** WHAT YOU WILL DO **
Reproduce the records below without any change, from their first line up to and including the line with "cell-localidad[interactable]: TORREDONJIMENO <box>1117".

** EXTRACTED INFORMATION **
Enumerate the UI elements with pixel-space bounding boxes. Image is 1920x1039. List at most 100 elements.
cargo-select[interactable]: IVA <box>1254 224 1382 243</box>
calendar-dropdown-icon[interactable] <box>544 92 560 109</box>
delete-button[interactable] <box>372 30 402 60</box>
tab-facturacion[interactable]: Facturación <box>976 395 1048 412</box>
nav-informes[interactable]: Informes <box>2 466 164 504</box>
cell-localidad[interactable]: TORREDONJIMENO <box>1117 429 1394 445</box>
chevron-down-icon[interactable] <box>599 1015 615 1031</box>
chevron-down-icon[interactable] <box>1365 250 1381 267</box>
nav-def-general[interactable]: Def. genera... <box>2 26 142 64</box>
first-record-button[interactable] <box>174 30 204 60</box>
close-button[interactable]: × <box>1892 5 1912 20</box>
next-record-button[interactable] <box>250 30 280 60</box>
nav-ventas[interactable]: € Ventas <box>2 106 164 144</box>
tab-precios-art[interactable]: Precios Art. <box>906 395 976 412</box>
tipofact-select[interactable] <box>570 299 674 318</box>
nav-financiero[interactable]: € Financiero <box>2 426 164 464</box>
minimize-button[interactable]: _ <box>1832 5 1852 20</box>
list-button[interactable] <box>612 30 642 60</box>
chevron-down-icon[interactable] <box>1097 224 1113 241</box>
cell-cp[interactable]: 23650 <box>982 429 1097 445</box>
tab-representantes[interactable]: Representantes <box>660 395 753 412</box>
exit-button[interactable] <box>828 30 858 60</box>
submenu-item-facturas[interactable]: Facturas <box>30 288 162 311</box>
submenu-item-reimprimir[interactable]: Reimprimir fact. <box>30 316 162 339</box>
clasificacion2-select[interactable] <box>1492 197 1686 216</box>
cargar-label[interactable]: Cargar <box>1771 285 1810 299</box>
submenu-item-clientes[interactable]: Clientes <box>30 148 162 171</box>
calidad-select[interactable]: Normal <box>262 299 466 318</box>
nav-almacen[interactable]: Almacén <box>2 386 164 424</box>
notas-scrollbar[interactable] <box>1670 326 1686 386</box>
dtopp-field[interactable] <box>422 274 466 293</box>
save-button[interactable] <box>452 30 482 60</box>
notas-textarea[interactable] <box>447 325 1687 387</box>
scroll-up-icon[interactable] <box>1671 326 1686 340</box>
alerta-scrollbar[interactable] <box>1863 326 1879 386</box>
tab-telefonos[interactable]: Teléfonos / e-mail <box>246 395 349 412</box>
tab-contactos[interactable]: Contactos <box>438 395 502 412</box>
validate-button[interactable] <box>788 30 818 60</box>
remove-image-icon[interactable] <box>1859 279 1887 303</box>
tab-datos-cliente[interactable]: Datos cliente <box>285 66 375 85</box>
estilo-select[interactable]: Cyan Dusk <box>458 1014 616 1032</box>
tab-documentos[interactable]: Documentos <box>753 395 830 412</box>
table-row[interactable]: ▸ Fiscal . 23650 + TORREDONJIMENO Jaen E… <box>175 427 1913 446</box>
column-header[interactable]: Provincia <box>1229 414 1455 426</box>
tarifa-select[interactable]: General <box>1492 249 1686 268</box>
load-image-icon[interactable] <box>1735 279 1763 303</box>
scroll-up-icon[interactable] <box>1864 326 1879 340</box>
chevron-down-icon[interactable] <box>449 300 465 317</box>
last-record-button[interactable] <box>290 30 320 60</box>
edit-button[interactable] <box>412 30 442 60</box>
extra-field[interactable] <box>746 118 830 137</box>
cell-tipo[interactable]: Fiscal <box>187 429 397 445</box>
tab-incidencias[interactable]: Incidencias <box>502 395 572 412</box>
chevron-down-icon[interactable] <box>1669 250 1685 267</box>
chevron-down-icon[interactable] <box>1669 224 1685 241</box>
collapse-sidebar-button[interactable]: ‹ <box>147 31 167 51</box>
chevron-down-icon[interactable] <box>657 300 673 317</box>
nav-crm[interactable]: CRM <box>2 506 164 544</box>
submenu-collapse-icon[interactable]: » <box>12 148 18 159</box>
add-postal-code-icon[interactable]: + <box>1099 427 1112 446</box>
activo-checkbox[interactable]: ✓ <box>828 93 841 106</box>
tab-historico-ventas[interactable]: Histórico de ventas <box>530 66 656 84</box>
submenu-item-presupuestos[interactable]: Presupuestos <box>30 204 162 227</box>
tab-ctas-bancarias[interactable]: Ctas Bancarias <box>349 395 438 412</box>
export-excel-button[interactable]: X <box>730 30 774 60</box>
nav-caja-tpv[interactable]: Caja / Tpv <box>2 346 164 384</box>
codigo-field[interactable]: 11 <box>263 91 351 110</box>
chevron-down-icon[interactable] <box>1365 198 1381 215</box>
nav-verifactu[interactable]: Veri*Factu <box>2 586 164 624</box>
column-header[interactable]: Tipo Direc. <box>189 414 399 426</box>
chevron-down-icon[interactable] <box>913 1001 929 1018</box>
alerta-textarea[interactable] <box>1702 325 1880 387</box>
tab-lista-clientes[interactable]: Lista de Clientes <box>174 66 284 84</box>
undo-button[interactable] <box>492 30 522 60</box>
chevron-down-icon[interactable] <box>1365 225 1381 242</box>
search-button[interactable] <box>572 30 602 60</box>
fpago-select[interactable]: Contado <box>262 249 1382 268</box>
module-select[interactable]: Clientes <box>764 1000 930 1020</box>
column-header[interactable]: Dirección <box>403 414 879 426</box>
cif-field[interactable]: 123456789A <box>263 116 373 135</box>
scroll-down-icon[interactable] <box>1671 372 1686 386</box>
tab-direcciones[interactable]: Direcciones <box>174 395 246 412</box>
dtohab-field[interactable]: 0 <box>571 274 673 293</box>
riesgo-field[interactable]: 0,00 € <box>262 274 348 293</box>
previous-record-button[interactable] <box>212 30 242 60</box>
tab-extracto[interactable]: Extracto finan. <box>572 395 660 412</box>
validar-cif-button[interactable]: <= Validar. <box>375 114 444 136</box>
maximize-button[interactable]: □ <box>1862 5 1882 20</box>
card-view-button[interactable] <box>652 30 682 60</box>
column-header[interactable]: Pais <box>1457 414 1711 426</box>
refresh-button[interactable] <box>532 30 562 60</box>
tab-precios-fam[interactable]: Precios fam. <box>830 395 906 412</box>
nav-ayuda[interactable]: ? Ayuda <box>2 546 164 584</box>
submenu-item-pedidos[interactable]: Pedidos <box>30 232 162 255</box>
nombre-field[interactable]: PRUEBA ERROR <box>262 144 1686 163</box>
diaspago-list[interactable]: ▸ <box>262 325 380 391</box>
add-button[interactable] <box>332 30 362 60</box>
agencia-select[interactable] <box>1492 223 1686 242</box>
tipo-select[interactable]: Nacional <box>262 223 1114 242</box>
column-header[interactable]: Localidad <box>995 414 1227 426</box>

** EXERCISE RESPONSE **
Enumerate the UI elements with pixel-space bounding boxes. Image is 1920x1039. List at most 100 elements.
cargo-select[interactable]: IVA <box>1254 224 1382 243</box>
calendar-dropdown-icon[interactable] <box>544 92 560 109</box>
delete-button[interactable] <box>372 30 402 60</box>
tab-facturacion[interactable]: Facturación <box>976 395 1048 412</box>
nav-informes[interactable]: Informes <box>2 466 164 504</box>
cell-localidad[interactable]: TORREDONJIMENO <box>1117 429 1394 445</box>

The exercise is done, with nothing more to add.